--- start of STORED RECORDS ---
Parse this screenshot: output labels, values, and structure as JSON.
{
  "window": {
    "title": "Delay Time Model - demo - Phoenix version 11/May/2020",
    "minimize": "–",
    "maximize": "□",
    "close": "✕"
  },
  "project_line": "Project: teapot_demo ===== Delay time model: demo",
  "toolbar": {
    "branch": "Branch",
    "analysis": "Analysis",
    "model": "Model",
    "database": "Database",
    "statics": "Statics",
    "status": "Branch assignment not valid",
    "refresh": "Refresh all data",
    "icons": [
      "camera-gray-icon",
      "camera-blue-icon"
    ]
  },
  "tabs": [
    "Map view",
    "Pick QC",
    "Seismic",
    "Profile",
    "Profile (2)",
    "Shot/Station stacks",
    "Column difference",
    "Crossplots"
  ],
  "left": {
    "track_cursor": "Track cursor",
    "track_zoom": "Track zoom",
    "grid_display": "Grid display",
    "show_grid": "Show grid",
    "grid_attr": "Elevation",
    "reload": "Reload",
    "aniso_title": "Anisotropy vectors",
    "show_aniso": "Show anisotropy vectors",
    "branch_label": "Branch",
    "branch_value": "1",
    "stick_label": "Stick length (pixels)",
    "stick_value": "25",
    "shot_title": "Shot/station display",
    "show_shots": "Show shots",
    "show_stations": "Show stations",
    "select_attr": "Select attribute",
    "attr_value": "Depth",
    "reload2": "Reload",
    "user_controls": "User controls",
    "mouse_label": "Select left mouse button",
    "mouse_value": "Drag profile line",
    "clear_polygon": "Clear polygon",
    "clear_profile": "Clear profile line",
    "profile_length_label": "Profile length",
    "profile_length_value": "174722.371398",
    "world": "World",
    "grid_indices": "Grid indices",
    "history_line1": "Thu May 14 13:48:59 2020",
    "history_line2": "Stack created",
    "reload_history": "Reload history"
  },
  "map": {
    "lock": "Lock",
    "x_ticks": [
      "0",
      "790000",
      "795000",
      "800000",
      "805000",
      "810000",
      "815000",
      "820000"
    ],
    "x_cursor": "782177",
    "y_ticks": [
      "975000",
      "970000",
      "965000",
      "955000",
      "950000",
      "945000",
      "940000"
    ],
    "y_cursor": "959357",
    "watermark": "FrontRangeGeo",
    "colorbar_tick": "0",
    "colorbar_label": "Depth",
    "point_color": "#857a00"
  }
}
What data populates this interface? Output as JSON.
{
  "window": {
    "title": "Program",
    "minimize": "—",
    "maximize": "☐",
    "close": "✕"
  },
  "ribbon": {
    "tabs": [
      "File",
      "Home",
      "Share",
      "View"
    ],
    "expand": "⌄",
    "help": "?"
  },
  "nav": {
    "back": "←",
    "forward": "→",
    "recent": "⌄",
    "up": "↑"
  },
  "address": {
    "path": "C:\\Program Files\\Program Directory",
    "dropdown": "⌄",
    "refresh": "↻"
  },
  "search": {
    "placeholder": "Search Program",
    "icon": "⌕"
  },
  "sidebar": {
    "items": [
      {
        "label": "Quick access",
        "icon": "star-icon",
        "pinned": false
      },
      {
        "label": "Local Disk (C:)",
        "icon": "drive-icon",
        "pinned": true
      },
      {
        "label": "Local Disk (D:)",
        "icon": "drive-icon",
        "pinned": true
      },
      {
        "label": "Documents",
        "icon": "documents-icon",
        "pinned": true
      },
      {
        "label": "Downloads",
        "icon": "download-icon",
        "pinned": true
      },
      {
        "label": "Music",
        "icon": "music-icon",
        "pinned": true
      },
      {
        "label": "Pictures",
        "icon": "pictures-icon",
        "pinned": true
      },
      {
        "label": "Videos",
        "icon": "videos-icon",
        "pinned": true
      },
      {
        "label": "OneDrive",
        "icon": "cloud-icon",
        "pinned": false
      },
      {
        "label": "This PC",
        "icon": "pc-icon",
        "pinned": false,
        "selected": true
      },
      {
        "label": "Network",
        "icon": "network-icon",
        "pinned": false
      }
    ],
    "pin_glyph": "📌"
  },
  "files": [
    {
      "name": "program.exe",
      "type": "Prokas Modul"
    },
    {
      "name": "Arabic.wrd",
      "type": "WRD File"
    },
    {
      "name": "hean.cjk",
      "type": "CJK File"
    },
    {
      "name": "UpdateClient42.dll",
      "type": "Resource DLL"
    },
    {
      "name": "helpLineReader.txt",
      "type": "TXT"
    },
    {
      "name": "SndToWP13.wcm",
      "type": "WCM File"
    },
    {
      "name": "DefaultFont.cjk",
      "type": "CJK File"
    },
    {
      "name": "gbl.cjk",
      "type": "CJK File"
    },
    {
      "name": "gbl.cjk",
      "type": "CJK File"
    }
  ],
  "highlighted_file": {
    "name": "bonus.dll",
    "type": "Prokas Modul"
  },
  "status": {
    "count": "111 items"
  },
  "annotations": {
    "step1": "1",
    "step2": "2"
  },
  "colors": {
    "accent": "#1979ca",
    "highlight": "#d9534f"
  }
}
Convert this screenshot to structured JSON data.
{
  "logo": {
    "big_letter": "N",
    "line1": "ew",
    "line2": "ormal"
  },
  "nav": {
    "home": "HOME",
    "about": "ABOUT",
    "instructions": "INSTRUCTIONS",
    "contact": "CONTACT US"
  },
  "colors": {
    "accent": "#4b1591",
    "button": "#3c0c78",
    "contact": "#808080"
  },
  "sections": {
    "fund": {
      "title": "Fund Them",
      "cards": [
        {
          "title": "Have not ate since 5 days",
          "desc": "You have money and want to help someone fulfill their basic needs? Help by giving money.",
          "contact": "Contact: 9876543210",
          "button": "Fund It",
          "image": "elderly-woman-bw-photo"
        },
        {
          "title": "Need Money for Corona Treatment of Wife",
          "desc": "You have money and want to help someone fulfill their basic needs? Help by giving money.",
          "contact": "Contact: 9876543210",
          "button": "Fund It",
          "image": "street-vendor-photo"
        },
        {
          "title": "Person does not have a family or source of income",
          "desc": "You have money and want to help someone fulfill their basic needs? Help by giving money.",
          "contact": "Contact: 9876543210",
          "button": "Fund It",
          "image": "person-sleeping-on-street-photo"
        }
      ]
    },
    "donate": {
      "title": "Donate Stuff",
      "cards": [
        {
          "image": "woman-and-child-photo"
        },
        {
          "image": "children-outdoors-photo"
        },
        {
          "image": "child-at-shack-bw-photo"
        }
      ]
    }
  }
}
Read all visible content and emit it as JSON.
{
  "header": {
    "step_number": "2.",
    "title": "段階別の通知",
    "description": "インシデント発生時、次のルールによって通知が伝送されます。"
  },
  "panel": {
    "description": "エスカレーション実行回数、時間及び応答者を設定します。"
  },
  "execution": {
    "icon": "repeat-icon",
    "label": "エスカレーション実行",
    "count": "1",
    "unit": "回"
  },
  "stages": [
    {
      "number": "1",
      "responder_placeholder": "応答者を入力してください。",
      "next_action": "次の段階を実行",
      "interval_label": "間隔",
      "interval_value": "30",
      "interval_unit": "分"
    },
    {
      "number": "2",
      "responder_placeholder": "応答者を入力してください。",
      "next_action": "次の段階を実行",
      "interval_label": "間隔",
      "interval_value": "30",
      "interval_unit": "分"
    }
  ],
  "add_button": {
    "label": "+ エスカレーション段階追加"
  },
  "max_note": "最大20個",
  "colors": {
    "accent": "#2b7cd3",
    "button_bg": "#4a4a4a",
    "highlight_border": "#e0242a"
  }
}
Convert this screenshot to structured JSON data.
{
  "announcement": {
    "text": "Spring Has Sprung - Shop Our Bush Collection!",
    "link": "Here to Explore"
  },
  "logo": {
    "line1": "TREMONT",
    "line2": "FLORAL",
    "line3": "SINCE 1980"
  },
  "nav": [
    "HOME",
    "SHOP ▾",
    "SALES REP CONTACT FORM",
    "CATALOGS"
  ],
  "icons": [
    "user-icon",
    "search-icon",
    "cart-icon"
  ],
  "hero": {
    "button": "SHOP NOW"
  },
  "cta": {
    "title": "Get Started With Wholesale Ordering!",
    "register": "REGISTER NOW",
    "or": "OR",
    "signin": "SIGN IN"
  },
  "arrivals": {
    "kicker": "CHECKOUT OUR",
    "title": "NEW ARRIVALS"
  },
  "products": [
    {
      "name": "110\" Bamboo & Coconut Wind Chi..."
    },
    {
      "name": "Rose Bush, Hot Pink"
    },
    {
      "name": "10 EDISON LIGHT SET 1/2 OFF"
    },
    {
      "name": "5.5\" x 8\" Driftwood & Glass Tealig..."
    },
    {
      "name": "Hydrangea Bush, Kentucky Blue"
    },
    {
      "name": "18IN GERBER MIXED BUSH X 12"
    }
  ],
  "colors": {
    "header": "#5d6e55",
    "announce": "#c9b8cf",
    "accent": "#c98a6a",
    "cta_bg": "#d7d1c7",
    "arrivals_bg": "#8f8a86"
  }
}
--- end of STORED RECORDS ---
** EXERCISE REQUIREMENTS **
Show all lines from the data above in which the word "Local" appears.

** COMPLETED TASK **
        "label": "Local Disk (C:)",
        "label": "Local Disk (D:)",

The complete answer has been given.